## WRITTEN REQUEST
Select every line containing the word "pháp" from the material, and copy those lines.

[Extracted data entries]
-- Begin --

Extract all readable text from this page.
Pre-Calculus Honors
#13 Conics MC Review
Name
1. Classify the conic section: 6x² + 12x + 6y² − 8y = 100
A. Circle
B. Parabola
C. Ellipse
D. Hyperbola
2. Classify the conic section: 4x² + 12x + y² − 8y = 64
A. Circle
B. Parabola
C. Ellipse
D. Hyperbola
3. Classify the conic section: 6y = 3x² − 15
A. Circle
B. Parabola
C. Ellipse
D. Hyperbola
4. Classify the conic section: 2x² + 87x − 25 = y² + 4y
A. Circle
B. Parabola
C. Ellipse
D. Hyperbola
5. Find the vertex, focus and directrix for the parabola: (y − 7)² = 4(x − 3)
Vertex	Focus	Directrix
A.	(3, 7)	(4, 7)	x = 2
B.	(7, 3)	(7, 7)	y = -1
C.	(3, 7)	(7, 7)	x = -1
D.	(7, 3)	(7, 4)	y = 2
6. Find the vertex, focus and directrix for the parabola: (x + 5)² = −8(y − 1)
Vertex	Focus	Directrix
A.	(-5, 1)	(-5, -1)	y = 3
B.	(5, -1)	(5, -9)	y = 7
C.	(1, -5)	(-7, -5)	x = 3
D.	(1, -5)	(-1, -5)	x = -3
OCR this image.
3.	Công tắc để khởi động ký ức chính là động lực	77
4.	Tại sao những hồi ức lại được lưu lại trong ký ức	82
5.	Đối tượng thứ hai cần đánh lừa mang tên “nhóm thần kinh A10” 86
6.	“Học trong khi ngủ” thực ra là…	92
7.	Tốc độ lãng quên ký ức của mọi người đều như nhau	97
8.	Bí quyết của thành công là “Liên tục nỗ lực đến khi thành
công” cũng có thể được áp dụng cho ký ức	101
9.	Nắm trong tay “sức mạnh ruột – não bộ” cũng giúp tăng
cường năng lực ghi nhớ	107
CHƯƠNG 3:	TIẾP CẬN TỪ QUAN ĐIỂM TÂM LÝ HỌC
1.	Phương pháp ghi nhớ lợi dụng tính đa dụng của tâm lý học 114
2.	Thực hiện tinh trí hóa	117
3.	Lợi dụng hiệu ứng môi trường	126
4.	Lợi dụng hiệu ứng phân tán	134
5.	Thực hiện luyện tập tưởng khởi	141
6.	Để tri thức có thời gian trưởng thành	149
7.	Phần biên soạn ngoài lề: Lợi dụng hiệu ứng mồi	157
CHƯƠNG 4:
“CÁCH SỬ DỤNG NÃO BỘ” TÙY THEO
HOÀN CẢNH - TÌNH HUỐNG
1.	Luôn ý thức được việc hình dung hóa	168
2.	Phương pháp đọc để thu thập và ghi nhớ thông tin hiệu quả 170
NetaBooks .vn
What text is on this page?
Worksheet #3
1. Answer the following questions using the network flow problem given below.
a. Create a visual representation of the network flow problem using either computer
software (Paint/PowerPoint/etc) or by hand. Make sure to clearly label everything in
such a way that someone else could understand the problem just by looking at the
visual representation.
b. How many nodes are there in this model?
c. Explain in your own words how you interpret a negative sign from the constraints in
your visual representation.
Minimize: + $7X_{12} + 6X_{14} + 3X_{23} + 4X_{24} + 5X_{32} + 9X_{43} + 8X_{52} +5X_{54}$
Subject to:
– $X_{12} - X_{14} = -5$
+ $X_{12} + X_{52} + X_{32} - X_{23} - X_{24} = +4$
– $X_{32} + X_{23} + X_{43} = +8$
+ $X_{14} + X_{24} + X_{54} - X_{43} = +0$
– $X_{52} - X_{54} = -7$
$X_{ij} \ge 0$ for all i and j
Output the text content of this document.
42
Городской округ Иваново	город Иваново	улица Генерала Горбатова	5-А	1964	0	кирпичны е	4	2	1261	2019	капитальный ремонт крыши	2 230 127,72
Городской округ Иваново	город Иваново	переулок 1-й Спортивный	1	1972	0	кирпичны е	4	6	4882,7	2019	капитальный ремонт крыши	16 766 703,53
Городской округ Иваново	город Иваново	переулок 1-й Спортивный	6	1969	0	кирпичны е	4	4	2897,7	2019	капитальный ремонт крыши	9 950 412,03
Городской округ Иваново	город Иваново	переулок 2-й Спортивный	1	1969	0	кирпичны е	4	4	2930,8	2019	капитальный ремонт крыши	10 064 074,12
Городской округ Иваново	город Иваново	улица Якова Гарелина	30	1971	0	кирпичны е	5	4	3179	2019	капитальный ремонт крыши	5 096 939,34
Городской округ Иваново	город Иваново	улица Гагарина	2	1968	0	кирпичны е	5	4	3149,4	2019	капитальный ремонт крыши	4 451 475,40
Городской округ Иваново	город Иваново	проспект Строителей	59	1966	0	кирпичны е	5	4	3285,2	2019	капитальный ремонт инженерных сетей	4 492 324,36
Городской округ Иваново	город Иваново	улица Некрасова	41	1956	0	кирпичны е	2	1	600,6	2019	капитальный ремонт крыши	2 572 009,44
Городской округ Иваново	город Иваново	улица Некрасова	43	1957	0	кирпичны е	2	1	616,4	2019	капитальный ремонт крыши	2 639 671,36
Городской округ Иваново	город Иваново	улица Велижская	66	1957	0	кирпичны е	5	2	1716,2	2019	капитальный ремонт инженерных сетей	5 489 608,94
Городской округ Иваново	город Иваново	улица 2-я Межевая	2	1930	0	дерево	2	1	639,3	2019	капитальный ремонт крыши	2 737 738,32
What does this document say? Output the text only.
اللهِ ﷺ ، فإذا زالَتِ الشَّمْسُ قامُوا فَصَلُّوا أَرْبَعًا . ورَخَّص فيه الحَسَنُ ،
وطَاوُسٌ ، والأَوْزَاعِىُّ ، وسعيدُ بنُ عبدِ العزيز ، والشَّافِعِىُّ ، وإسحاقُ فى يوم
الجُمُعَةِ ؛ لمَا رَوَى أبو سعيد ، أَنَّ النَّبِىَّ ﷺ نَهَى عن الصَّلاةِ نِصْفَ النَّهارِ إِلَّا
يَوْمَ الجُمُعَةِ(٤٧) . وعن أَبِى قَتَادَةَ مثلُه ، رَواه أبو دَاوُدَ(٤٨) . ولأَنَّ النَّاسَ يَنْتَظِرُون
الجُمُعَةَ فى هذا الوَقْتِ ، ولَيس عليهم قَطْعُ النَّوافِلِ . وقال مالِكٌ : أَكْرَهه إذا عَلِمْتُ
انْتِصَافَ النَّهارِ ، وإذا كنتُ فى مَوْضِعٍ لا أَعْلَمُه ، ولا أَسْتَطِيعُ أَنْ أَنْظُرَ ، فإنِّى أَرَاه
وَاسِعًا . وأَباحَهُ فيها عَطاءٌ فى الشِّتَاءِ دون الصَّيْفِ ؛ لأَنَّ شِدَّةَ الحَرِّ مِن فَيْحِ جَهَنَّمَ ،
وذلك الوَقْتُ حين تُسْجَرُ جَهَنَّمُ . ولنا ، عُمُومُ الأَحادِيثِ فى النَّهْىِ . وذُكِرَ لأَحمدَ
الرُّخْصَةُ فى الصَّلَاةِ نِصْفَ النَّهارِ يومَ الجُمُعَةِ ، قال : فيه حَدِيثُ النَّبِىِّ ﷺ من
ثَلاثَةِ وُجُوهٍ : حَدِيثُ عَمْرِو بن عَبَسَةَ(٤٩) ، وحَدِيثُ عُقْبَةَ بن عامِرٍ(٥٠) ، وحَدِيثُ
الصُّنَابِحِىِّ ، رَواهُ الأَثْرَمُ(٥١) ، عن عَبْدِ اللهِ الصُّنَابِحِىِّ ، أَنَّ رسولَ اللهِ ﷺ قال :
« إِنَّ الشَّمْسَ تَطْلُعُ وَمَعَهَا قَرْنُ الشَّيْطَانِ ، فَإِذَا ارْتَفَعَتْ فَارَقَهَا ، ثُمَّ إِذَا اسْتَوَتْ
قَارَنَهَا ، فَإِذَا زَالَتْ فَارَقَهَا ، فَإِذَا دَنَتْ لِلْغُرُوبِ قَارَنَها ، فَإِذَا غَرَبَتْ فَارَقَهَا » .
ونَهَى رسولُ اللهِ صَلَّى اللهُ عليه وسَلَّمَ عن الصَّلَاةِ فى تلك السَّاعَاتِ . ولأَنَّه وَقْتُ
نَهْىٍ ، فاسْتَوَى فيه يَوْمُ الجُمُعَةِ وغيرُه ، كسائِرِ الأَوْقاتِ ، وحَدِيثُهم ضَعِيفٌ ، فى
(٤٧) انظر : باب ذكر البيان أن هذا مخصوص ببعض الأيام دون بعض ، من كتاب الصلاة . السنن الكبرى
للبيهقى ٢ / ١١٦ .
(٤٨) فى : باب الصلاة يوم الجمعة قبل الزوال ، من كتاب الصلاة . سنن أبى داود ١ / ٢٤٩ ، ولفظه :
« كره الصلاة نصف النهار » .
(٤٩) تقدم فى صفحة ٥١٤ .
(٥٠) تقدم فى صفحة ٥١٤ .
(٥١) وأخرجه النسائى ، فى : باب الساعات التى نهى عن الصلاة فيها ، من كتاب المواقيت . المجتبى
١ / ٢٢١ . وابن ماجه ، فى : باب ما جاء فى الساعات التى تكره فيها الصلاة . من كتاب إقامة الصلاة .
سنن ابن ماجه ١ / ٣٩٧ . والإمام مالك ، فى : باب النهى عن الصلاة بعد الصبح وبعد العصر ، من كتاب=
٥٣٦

-- End --

## RESULT BELOW
1.	Phương pháp ghi nhớ lợi dụng tính đa dụng của tâm lý học 114
2.	Phương pháp đọc để thu thập và ghi nhớ thông tin hiệu quả 170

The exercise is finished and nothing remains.